=== Task requirements ===
Report, word for word, every line of the material that contains "underlying".

Data tied to figure images:
>> Begin
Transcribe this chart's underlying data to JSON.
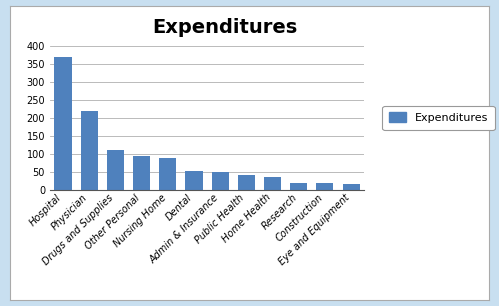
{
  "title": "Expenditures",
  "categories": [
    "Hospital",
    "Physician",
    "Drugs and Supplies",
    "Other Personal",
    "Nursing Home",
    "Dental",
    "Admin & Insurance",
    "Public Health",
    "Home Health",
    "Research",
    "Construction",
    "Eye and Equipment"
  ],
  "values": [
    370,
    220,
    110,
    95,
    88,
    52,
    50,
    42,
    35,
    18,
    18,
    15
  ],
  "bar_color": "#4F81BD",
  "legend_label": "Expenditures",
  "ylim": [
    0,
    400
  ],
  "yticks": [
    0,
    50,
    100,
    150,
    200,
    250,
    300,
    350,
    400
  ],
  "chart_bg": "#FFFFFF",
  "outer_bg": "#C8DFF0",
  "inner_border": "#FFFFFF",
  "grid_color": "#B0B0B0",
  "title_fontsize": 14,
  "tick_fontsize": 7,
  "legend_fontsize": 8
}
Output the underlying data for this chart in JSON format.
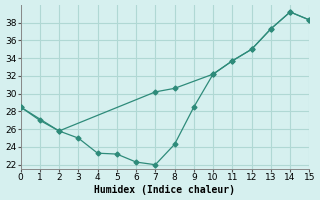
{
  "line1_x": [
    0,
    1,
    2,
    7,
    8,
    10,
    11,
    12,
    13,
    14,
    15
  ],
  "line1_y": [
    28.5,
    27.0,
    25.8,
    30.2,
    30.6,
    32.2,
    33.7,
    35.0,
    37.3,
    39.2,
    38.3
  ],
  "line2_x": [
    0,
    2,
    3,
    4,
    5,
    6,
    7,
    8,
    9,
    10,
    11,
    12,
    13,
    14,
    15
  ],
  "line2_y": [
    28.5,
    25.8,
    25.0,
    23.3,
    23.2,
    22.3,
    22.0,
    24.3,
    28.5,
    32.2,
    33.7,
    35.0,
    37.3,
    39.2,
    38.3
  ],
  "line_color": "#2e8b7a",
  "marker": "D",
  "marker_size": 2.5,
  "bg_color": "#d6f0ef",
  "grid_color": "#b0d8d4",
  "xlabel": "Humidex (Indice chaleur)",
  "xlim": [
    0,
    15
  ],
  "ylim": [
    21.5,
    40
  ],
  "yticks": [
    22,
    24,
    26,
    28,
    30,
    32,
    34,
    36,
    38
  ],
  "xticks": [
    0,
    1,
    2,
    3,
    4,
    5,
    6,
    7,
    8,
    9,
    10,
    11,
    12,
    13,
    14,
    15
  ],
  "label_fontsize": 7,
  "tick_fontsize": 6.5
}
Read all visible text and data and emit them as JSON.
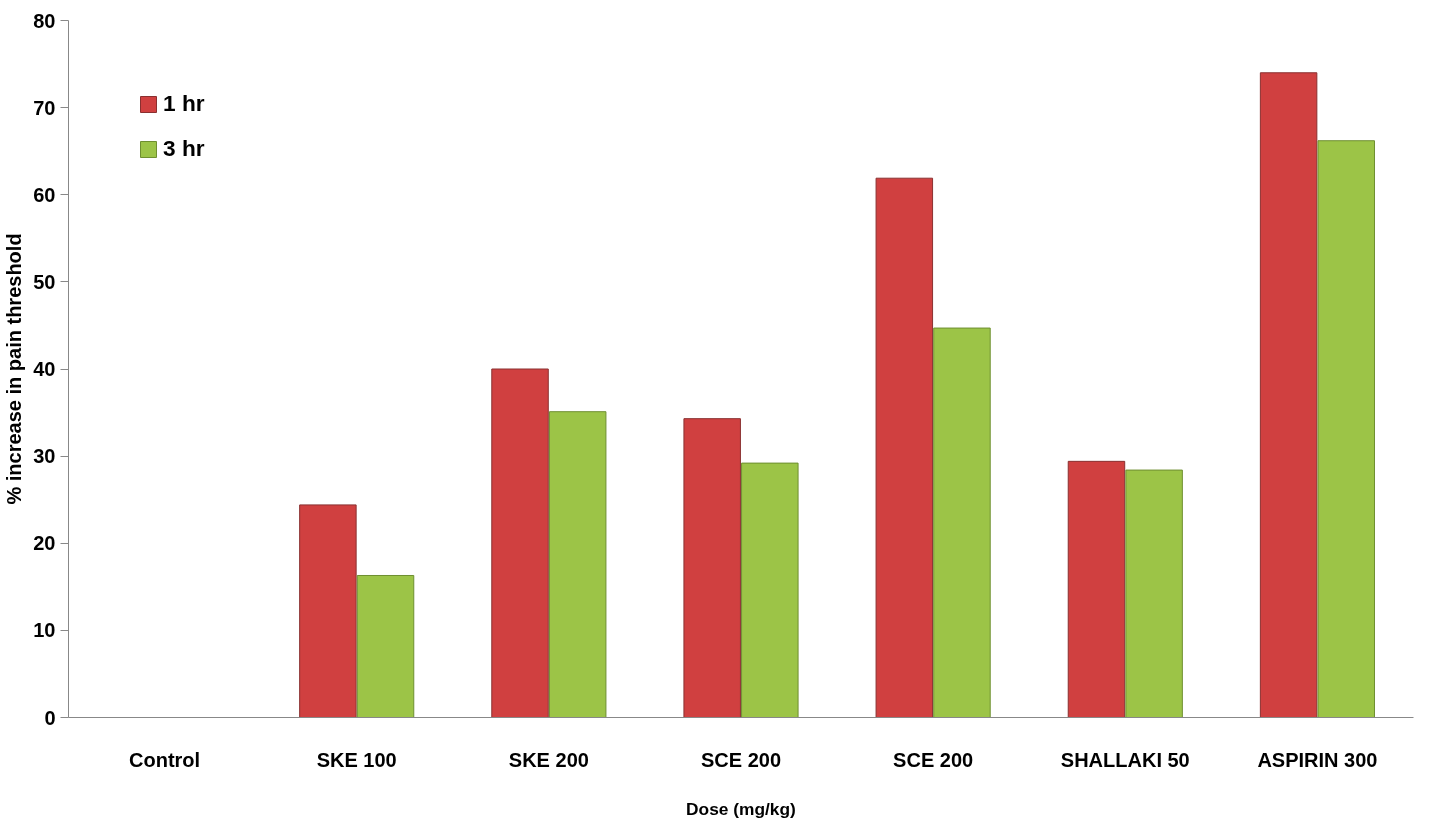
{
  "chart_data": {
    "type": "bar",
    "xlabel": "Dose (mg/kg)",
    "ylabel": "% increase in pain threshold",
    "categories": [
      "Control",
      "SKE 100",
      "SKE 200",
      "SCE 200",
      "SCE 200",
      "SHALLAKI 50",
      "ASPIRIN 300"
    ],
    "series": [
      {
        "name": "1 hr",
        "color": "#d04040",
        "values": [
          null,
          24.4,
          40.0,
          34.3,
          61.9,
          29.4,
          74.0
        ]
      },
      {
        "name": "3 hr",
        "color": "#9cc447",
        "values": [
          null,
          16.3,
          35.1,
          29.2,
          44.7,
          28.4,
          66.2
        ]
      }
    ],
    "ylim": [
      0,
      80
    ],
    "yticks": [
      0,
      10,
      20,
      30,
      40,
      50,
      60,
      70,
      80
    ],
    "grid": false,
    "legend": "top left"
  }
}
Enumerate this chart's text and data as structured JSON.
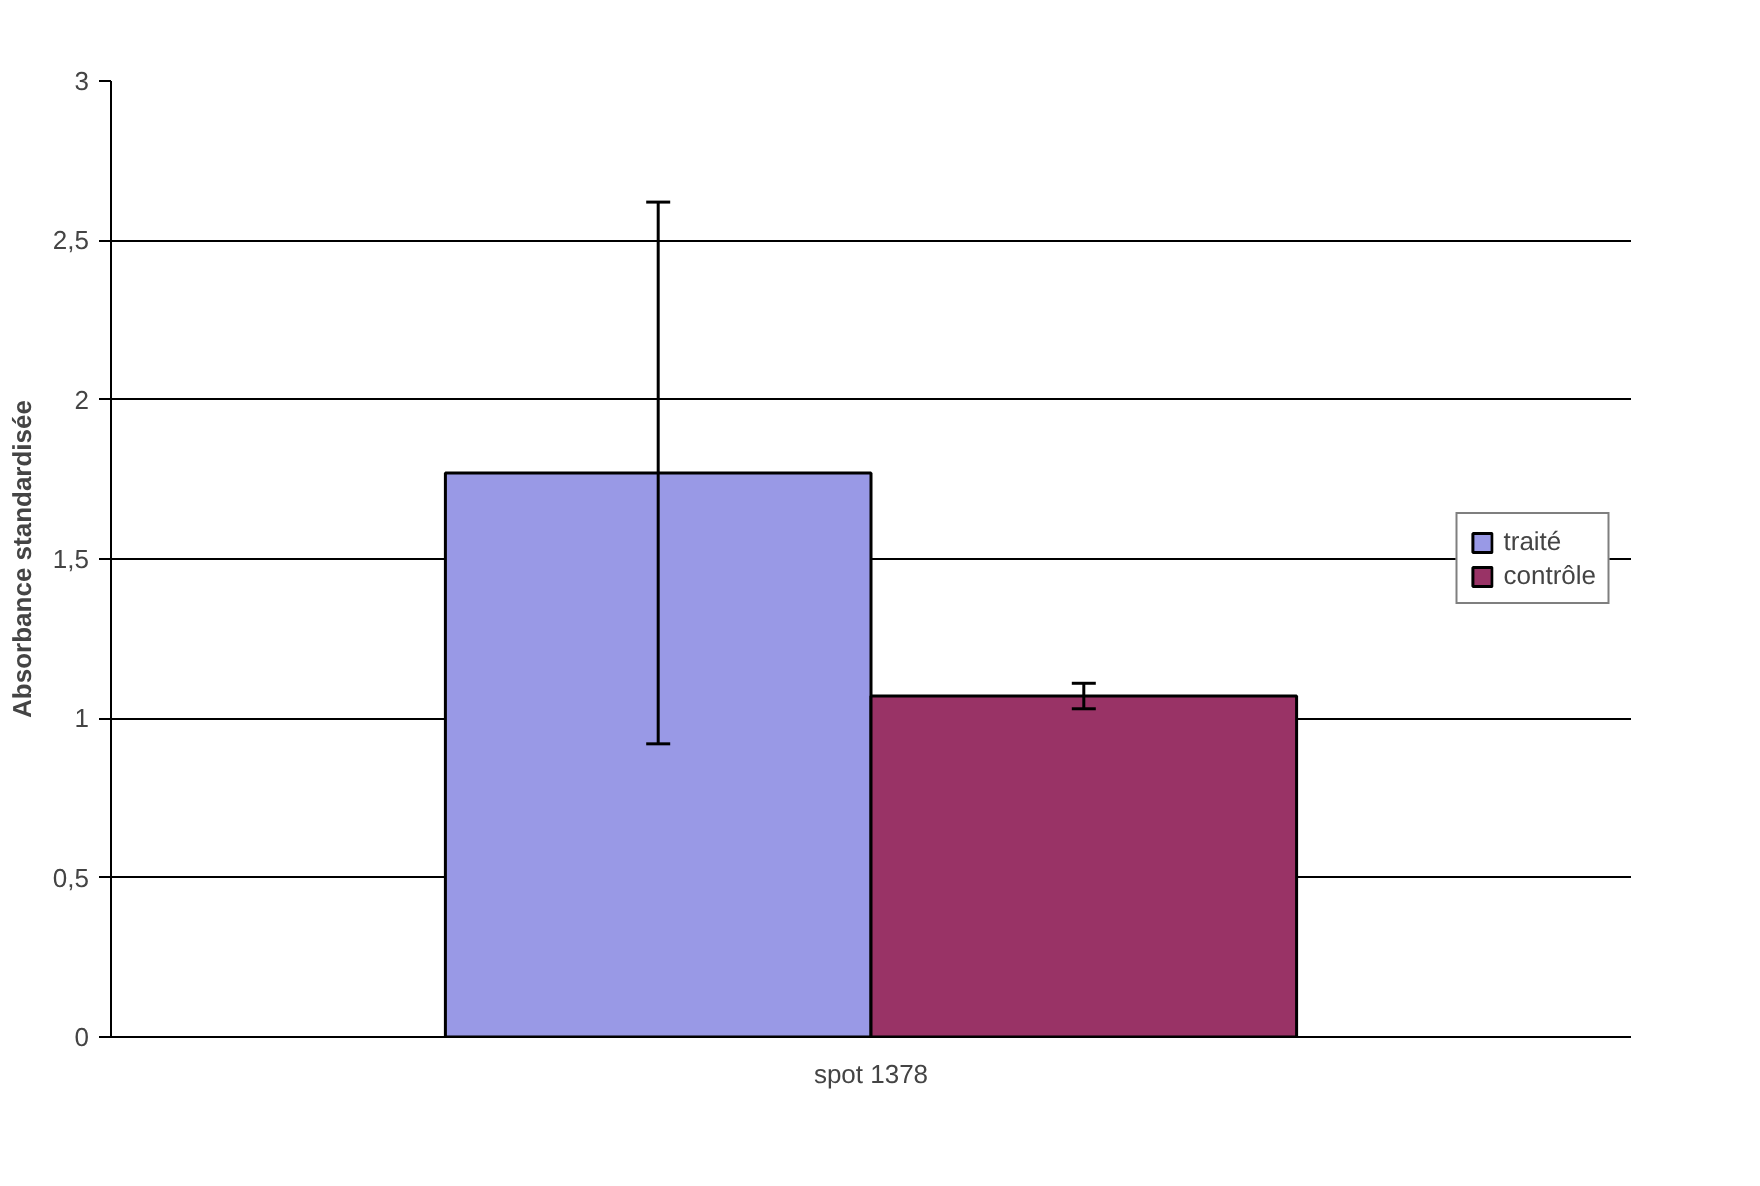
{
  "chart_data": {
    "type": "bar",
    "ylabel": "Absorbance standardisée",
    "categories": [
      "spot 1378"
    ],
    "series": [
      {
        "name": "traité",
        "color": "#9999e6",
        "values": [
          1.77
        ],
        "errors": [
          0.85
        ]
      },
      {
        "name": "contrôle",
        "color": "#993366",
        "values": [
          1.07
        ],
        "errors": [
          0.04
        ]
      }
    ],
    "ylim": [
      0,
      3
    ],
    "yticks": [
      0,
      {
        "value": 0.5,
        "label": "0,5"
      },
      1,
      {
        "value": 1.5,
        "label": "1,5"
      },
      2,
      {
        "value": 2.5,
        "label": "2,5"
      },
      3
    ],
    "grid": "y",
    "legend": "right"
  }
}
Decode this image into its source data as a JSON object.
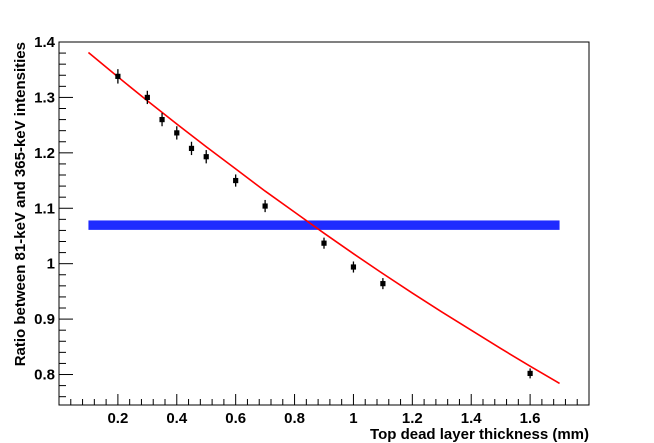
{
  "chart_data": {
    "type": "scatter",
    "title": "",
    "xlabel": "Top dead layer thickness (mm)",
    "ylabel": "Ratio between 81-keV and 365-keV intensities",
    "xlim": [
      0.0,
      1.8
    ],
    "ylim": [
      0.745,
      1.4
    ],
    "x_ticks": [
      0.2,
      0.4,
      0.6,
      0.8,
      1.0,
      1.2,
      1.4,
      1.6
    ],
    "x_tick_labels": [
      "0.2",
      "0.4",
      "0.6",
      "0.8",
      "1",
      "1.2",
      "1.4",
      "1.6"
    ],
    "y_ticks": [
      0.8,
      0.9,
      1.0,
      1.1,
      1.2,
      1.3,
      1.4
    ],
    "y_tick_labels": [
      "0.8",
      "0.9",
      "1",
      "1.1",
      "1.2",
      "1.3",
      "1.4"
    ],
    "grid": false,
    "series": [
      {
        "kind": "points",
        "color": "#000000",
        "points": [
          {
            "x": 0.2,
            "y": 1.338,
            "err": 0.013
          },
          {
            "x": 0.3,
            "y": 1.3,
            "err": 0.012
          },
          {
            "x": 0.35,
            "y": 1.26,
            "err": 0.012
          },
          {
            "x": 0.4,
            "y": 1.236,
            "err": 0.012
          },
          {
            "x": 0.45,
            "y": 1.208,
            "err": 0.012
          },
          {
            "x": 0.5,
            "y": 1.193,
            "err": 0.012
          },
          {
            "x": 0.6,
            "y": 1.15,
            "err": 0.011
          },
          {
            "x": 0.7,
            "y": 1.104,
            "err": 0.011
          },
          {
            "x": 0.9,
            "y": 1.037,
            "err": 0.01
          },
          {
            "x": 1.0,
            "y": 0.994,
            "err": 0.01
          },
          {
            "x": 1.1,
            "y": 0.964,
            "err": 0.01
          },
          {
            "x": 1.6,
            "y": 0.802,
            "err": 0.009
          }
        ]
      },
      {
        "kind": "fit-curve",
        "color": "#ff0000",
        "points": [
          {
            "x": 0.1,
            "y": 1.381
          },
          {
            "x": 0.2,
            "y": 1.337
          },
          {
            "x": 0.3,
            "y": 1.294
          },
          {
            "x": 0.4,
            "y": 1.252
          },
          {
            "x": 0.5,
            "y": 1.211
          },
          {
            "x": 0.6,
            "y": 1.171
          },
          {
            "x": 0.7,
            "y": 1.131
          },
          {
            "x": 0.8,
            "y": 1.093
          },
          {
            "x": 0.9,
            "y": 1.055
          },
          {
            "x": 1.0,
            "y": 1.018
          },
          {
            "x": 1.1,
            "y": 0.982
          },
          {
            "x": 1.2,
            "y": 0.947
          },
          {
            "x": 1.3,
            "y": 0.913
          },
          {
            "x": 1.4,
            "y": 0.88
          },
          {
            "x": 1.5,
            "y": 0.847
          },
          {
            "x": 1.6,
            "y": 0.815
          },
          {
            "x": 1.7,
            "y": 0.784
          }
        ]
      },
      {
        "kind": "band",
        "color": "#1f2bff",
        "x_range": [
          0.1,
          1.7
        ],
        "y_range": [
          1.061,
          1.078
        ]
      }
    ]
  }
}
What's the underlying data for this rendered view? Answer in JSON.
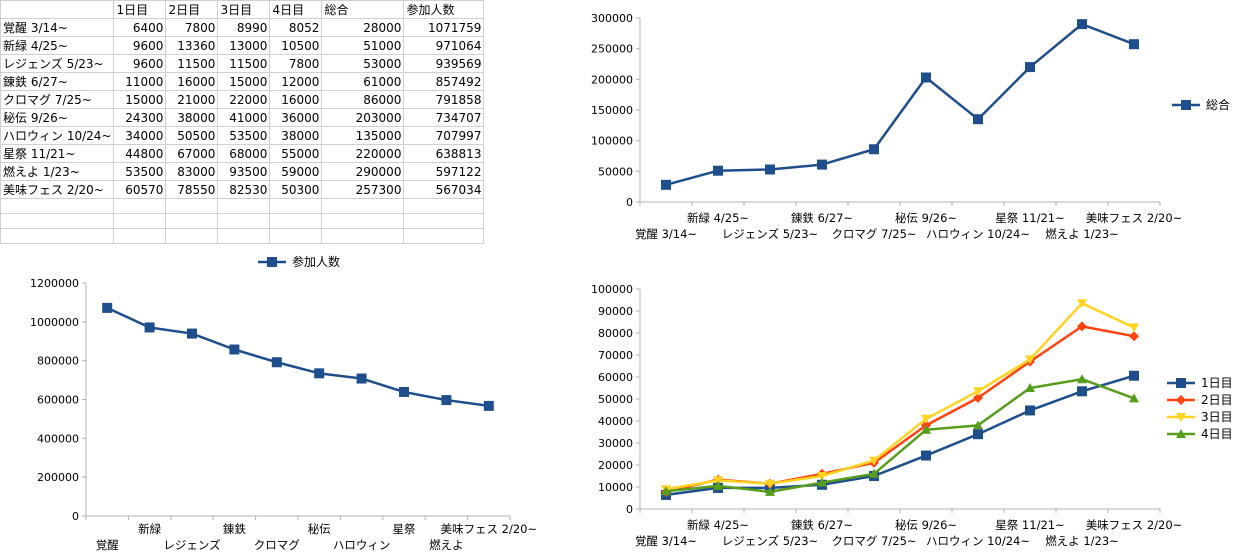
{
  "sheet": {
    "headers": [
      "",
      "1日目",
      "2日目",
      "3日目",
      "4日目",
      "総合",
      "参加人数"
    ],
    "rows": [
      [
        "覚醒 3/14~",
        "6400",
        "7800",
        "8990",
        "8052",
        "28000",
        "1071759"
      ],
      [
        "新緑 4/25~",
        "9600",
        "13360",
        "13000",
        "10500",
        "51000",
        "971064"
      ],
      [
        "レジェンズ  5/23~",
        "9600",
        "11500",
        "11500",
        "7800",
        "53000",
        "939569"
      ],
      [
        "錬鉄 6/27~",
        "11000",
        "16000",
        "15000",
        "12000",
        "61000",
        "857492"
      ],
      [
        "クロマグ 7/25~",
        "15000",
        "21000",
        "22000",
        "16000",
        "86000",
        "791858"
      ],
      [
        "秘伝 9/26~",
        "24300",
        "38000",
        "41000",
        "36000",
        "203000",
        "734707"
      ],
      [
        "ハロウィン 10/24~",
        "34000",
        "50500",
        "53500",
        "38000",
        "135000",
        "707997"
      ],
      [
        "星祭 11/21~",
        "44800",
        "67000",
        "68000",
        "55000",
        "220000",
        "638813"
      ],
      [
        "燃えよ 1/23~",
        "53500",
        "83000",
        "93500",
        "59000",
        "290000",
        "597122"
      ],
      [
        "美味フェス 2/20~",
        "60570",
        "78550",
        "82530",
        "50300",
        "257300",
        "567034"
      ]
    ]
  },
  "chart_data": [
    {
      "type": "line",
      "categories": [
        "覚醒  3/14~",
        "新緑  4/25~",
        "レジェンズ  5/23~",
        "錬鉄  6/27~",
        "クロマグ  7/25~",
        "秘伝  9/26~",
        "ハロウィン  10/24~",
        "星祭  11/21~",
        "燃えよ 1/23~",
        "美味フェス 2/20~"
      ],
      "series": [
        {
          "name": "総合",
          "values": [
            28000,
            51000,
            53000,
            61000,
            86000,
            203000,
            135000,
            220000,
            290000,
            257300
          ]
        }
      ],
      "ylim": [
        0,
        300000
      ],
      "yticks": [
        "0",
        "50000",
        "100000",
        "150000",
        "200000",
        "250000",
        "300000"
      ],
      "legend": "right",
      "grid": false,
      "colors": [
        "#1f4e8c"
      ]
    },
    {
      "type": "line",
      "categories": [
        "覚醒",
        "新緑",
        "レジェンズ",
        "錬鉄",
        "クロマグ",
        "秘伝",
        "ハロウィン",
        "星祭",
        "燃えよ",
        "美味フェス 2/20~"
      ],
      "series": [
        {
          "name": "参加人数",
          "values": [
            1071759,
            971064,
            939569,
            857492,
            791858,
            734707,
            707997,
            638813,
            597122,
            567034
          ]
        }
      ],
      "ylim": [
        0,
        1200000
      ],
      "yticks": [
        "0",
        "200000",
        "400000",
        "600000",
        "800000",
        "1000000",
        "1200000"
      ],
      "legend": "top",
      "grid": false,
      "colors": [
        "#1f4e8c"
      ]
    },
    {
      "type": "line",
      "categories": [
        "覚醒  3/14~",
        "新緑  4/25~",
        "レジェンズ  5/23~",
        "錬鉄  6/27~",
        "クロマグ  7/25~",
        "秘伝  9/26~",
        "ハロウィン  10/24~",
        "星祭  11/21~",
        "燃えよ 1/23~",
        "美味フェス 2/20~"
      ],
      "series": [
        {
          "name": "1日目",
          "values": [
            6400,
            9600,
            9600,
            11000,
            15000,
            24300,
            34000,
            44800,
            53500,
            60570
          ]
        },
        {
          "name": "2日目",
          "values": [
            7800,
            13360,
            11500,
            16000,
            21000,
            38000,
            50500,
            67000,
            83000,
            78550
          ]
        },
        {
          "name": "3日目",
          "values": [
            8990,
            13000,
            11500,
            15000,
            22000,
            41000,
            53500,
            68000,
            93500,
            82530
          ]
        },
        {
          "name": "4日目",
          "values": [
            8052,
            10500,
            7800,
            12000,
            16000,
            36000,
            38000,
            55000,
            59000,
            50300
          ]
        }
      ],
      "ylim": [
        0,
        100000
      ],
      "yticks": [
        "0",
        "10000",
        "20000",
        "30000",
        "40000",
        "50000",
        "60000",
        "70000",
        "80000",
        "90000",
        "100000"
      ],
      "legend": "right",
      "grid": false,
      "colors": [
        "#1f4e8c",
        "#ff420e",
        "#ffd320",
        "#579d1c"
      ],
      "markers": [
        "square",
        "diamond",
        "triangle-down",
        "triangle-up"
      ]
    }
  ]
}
>> End
=== Task solution ===
Transcribe this chart's underlying data to JSON.
Output the underlying data for this chart in JSON format.
What's the underlying data for this rendered view? Answer in JSON.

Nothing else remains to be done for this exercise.